◆ TASK DETAILS
Locate every line below that contains the word "Demo" and copy it.
** BEGIN **
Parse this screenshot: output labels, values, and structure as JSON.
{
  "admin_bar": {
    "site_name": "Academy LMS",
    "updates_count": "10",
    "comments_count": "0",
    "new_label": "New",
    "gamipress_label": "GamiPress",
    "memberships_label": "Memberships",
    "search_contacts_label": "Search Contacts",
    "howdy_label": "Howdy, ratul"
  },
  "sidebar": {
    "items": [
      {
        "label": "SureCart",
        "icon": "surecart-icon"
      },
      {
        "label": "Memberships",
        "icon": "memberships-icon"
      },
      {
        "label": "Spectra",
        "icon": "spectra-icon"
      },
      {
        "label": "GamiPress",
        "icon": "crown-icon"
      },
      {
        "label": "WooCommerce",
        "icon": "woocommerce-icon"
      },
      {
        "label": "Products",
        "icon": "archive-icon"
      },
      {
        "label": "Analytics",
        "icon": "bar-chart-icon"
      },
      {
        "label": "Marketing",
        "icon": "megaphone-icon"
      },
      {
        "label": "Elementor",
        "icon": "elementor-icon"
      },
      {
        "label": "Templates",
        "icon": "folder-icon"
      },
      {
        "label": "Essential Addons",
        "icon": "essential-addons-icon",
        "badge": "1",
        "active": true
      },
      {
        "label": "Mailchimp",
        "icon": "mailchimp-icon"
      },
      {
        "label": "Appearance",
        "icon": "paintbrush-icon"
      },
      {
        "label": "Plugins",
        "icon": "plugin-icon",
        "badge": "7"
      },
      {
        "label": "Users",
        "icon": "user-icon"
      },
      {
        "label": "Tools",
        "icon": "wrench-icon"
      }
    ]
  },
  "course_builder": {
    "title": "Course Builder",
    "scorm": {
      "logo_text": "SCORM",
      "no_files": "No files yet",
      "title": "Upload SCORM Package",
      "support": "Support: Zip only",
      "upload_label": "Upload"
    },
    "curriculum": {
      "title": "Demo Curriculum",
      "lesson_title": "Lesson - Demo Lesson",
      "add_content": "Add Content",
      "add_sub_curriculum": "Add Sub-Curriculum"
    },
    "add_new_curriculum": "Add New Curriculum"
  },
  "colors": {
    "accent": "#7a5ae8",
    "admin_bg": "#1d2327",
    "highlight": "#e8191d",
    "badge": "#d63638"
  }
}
** END **
◆ REPLY TO THE EXERCISE
      "title": "Demo Curriculum",
      "lesson_title": "Lesson - Demo Lesson",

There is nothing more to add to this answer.